▶ **TASK INSTRUCTIONS**:
Your task is to output the entries below word for word.

BEGIN INPUT FOR THIS TASK

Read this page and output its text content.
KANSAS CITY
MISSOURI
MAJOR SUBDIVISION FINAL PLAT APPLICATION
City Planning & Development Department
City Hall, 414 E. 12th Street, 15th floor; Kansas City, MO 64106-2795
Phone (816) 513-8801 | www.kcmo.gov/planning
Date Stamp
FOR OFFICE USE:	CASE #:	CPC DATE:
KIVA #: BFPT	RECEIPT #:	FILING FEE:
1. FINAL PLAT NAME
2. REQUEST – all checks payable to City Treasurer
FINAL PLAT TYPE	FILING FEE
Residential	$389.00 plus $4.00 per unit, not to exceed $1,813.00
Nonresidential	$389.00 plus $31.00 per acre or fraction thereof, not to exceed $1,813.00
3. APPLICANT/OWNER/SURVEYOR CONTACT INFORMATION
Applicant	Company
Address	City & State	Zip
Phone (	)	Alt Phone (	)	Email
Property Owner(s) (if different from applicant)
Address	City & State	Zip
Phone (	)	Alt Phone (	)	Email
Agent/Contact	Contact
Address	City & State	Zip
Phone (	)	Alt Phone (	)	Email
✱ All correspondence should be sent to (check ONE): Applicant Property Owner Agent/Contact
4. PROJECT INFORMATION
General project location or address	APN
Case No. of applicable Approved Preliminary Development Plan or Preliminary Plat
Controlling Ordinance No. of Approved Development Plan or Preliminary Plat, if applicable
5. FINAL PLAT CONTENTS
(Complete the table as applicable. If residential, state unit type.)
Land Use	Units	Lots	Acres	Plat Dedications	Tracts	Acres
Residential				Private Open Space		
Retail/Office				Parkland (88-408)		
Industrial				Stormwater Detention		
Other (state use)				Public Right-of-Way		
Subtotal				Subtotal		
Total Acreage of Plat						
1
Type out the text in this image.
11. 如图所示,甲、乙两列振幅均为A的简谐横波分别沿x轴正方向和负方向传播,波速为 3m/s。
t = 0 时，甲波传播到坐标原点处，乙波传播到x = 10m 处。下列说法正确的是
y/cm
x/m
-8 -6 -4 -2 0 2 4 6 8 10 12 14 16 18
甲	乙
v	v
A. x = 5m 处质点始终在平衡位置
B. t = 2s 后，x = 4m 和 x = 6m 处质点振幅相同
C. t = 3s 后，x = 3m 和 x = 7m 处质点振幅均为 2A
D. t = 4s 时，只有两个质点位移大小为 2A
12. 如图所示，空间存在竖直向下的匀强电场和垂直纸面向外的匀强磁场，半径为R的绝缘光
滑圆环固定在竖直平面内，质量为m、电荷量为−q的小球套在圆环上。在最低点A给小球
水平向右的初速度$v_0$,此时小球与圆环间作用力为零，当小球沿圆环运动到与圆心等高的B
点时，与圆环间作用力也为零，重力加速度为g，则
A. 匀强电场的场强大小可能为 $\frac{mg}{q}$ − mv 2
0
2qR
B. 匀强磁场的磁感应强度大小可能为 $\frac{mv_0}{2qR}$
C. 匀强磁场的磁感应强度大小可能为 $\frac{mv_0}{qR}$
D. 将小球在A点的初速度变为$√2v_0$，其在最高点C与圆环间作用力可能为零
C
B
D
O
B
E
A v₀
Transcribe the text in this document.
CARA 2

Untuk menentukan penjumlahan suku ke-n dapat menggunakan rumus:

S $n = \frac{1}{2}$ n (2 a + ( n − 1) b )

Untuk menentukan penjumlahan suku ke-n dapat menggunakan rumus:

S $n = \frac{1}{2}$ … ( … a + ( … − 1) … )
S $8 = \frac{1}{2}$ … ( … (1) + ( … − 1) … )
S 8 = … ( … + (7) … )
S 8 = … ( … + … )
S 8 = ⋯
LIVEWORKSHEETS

END INPUT FOR THIS TASK

▶ **WRITTEN RESPONSE**:
Read this page and output its text content.
KANSAS CITY
MISSOURI
MAJOR SUBDIVISION FINAL PLAT APPLICATION
City Planning & Development Department
City Hall, 414 E. 12th Street, 15th floor; Kansas City, MO 64106-2795
Phone (816) 513-8801 | www.kcmo.gov/planning
Date Stamp
FOR OFFICE USE:	CASE #:	CPC DATE:
KIVA #: BFPT	RECEIPT #:	FILING FEE:
1. FINAL PLAT NAME
2. REQUEST – all checks payable to City Treasurer
FINAL PLAT TYPE	FILING FEE
Residential	$389.00 plus $4.00 per unit, not to exceed $1,813.00
Nonresidential	$389.00 plus $31.00 per acre or fraction thereof, not to exceed $1,813.00
3. APPLICANT/OWNER/SURVEYOR CONTACT INFORMATION
Applicant	Company
Address	City & State	Zip
Phone (	)	Alt Phone (	)	Email
Property Owner(s) (if different from applicant)
Address	City & State	Zip
Phone (	)	Alt Phone (	)	Email
Agent/Contact	Contact
Address	City & State	Zip
Phone (	)	Alt Phone (	)	Email
✱ All correspondence should be sent to (check ONE): Applicant Property Owner Agent/Contact
4. PROJECT INFORMATION
General project location or address	APN
Case No. of applicable Approved Preliminary Development Plan or Preliminary Plat
Controlling Ordinance No. of Approved Development Plan or Preliminary Plat, if applicable
5. FINAL PLAT CONTENTS
(Complete the table as applicable. If residential, state unit type.)
Land Use	Units	Lots	Acres	Plat Dedications	Tracts	Acres
Residential				Private Open Space		
Retail/Office				Parkland (88-408)		
Industrial				Stormwater Detention		
Other (state use)				Public Right-of-Way		
Subtotal				Subtotal		
Total Acreage of Plat						
1
Type out the text in this image.
11. 如图所示,甲、乙两列振幅均为A的简谐横波分别沿x轴正方向和负方向传播,波速为 3m/s。
t = 0 时，甲波传播到坐标原点处，乙波传播到x = 10m 处。下列说法正确的是
y/cm
x/m
-8 -6 -4 -2 0 2 4 6 8 10 12 14 16 18
甲	乙
v	v
A. x = 5m 处质点始终在平衡位置
B. t = 2s 后，x = 4m 和 x = 6m 处质点振幅相同
C. t = 3s 后，x = 3m 和 x = 7m 处质点振幅均为 2A
D. t = 4s 时，只有两个质点位移大小为 2A
12. 如图所示，空间存在竖直向下的匀强电场和垂直纸面向外的匀强磁场，半径为R的绝缘光
滑圆环固定在竖直平面内，质量为m、电荷量为−q的小球套在圆环上。在最低点A给小球
水平向右的初速度$v_0$,此时小球与圆环间作用力为零，当小球沿圆环运动到与圆心等高的B
点时，与圆环间作用力也为零，重力加速度为g，则
A. 匀强电场的场强大小可能为 $\frac{mg}{q}$ − mv 2
0
2qR
B. 匀强磁场的磁感应强度大小可能为 $\frac{mv_0}{2qR}$
C. 匀强磁场的磁感应强度大小可能为 $\frac{mv_0}{qR}$
D. 将小球在A点的初速度变为$√2v_0$，其在最高点C与圆环间作用力可能为零
C
B
D
O
B
E
A v₀
Transcribe the text in this document.
CARA 2

Untuk menentukan penjumlahan suku ke-n dapat menggunakan rumus:

S $n = \frac{1}{2}$ n (2 a + ( n − 1) b )

Untuk menentukan penjumlahan suku ke-n dapat menggunakan rumus:

S $n = \frac{1}{2}$ … ( … a + ( … − 1) … )
S $8 = \frac{1}{2}$ … ( … (1) + ( … − 1) … )
S 8 = … ( … + (7) … )
S 8 = … ( … + … )
S 8 = ⋯
LIVEWORKSHEETS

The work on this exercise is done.